
    Answer by gdiamante at 8:13 PM on Aug. 18, 2009

  • Ok, my post may seem confusing. Let me clarify. I have been dealing patiently with this for 5 yrs. The problem is, he relies so much on her for info that he can easily find out himself. But, instead he tells me, "I'm just gonna wait for her to tell me". This creates huge tension bcuz now there is a 3rd adult in our marriage that he is "relying" on for something he can easily find out himself. So, her telling him at the very last minute creates kaos for our normal routine of us doing things as a family. As far as me, I'd like him to seek out my help with his son from time to time, but, he doesn't give me the opportunity- Ever!
    Anonymous

    Answer by Anonymous at 8:20 PM on Aug. 18, 2009

  • Oh, and regarding taking initiative on things? When I've attempted to do this, he acts like he doesn't need my help, like he can take care of everything to do with his son on his own. I have offered to help shop for clothes for him, to help set up playdates with his friends, to take him for haircuts, to suggest when he may need to see the doctor for an ear infection. My DH response is always the same, "I think he's fine, you worry too much".
    Anonymous

    Answer by Anonymous at 8:25 PM on Aug. 18, 2009

  • You need a family calendar.
    rkoloms

    Answer by rkoloms at 8:30 PM on Aug. 18, 2009

  • You know, you're right. But, consistency counts for everything and the only calendars that enter my husbands sight are the calendar he uses with his EX for days they each have their son. It is changed frequently by her because of her personal goings on and is never questioned by my DH. When I have asked to be privy to this calendar bcuz it affects our family goings on, he's forwarded it to me once or twice, but never on a regular basis. Its as if he is leading a double life and I believe his new life should take equal importance or else he should have never remarried.
    Anonymous

    Answer by Anonymous at 8:35 PM on Aug. 18, 2009

  • It sounds as though you resent the relationship between your DH and his ex, stop, he's with you! As gdiamante said she's not going away, try talking to her, honestly you knew that she would be apart of your life and your DH's then why did you marry him?

    Step back, take a deep breath tell hi how you feel ask to be told when things change and to be given 24 hours notice of the change, if they are working together well don't mess that up, to many times the new wife is jealous of the ex, rise above, be better then that.
    Anonymous

    Answer by Anonymous at 8:44 PM on Aug. 18, 2009

  • Look, I get your frustrated. But good parents communicate and his ex will ALWAYS be a part of his life because they have a child. First, you have a good man if you are married to a man who goes to his son's games and wants to pick him up. When he became a dad for the first time, with your ss, he took on this huge responsibility. The family he created with you does not trump that responsibility. It doesn't over ride it but your children and you are not MORE important than his first son. In fact, when a parent does not live with a child they need to make extra attempts at connecting to that child. That is just life. So be flexable, understanding, and honor the fact he is a good dad. Make plans with the family on a different day. And perhaps include the ss in those plans. Sweetie, when you married him he was an excellent man with a child. That hasn't changed. There will be times where you have to take a back seat.
    frogdawg

    Answer by frogdawg at 9:58 PM on Aug. 18, 2009

  • Another thing, it is his son. So don't try to parent a child who already has two parents. Your husband has clear and good boundaries. Be your ss's friend, have fun with him, play with him. But don't ever try to be the parent. He has a mom and dad. Your spouse gets that loud and clear. In fact, your husband is a very smart man it sounds like. Good for you for catching a great one. Now don't turn him loose and just love and respect him.
    frogdawg

    Answer by frogdawg at 10:02 PM on Aug. 18, 2009

  • why not have his ex write EVERYTHING on a calendar that you can keep at your house that way it is right where he can see it and you can remind him if need be and have a better idea as to whats going on it is VERY difficult to try to remember all of everyones stuff in your head putting it out there in black and white will make EVERYONES Life a thousand times easier!

Stored items:
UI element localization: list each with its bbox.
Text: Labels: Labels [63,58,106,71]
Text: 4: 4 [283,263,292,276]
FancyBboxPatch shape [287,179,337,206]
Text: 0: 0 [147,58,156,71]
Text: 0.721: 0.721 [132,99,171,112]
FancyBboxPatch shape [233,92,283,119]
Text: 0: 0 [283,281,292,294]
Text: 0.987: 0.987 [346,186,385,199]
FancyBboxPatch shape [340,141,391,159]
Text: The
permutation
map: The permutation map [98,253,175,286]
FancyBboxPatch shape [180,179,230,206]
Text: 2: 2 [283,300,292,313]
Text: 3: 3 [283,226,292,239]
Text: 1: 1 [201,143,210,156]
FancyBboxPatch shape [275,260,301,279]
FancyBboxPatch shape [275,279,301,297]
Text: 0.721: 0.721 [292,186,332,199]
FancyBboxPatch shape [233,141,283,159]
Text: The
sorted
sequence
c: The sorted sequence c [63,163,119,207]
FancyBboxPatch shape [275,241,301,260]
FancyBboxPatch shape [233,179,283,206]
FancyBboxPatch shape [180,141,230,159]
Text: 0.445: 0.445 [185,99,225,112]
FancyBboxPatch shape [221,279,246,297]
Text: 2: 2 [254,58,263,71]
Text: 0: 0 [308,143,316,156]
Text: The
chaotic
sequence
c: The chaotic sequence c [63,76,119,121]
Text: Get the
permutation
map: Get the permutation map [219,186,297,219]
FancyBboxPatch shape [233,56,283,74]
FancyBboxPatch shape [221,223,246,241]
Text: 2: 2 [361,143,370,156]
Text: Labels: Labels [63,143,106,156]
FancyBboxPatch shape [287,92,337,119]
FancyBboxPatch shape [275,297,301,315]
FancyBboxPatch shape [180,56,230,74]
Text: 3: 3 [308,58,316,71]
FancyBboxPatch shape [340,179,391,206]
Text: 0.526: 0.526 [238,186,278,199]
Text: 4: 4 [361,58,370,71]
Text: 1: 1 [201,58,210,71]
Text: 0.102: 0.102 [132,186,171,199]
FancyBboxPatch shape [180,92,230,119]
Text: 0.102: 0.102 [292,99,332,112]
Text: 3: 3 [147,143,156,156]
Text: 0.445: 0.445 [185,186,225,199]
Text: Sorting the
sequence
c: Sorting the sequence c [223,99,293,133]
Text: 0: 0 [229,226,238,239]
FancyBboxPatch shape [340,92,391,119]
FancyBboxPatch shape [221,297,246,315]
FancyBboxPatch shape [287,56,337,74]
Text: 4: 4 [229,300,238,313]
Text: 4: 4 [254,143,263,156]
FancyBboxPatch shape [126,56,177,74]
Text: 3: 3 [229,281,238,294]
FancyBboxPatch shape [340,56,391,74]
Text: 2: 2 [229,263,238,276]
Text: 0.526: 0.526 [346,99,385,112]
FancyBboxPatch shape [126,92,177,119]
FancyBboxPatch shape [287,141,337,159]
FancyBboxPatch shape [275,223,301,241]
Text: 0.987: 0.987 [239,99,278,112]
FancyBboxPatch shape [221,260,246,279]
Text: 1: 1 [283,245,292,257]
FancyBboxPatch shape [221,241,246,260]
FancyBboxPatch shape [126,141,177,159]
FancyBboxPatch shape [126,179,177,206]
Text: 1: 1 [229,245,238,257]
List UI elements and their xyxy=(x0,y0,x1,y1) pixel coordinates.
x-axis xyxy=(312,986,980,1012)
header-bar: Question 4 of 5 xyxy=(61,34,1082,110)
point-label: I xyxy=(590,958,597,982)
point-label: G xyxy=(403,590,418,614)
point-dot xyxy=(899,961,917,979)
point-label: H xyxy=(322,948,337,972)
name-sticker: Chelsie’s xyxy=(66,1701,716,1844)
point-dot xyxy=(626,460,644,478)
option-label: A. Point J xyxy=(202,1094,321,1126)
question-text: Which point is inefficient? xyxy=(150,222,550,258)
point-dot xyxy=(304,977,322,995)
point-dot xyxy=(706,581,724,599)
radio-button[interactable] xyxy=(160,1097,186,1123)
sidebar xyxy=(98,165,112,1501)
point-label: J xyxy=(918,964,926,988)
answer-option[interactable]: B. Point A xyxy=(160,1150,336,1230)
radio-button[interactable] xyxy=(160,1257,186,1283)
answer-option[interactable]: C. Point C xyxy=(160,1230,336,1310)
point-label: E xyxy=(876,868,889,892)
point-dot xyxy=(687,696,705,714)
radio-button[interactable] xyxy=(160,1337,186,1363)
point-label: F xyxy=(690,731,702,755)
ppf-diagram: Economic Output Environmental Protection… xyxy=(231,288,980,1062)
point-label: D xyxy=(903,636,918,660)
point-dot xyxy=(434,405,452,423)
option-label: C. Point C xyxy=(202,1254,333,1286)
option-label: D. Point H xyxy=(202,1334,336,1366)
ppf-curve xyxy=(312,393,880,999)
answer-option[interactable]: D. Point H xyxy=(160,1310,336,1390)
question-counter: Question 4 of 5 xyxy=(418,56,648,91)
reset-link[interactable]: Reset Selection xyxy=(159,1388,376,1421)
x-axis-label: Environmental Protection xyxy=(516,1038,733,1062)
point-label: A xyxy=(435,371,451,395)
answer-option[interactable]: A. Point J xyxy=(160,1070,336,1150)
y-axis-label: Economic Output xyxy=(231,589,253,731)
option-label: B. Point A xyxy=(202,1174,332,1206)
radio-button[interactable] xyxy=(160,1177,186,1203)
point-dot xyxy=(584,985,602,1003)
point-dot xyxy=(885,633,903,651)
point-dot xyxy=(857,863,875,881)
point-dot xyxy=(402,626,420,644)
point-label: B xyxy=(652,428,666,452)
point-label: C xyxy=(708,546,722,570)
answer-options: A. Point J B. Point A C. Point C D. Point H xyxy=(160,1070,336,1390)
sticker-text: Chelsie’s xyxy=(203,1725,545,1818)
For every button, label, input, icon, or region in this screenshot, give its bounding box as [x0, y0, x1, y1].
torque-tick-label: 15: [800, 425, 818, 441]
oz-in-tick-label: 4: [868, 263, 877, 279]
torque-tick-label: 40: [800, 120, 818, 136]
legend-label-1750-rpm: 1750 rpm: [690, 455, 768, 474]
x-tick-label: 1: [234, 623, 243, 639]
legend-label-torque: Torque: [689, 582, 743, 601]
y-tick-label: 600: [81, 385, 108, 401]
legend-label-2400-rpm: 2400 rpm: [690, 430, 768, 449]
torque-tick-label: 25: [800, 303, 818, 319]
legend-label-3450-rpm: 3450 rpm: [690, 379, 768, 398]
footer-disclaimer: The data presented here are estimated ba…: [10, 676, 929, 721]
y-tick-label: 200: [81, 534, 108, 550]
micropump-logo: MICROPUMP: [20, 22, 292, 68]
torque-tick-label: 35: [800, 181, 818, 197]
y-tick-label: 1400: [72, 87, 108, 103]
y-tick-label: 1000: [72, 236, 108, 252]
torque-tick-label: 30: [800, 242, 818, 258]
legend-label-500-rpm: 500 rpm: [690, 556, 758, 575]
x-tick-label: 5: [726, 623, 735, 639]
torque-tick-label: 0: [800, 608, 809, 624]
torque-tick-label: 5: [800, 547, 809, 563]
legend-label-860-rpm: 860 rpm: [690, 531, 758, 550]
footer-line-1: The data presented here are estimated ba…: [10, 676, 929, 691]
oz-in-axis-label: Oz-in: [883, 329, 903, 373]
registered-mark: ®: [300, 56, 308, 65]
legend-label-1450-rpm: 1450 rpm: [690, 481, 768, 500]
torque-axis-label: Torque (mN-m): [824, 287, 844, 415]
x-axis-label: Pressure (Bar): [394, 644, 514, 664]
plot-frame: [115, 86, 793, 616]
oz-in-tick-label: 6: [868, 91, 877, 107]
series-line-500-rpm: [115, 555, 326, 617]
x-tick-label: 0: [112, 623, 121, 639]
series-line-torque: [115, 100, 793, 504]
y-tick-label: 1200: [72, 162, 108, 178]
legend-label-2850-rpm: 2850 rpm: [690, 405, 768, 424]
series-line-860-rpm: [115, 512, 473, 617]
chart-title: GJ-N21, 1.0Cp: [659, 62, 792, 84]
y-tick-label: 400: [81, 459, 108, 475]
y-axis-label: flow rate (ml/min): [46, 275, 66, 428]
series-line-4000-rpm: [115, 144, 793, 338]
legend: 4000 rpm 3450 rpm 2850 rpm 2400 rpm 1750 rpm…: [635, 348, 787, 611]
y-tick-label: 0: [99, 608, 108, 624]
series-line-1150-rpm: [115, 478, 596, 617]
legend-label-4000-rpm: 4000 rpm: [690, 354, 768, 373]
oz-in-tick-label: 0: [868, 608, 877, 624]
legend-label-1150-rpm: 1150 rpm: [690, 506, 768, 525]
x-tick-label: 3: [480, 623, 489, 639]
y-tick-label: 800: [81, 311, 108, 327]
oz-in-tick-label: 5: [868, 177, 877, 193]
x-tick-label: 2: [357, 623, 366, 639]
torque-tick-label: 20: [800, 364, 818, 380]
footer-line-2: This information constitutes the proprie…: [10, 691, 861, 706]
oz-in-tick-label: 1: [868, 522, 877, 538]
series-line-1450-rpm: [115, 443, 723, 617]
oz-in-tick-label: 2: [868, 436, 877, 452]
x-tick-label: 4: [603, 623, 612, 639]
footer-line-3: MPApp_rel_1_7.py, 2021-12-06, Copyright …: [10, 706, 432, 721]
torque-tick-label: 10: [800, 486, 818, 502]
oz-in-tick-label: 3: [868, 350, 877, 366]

# REQUIRED ACTIONS
1: Rewrite the paragraph of the advice thread that begins "Oh, and regarding taking initiative on things?" as a shorter list that keeps its main facts.
2: Repeat the part of the advice thread starting at "Answer by Anonymous at 8:20" and ending at "a family calendar.".

# ANSWERS BY TASK
1:
- When the poster tries to take initiative, the husband acts as though he needs no help and can handle everything about his son alone.
- The poster has offered to:
  - shop for the boy's clothes
  - set up playdates with his friends
  - take him for haircuts
  - suggest when he may need a doctor for an ear infection
- The husband always gives the same reply: "I think he's fine, you worry too much".

2:
Answer by Anonymous at 8:20 PM on Aug. 18, 2009

  • Oh, and regarding taking initiative on things? When I've attempted to do this, he acts like he doesn't need my help, like he can take care of everything to do with his son on his own. I have offered to help shop for clothes for him, to help set up playdates with his friends, to take him for haircuts, to suggest when he may need to see the doctor for an ear infection. My DH response is always the same, "I think he's fine, you worry too much".
    Anonymous

    Answer by Anonymous at 8:25 PM on Aug. 18, 2009

  • You need a family calendar.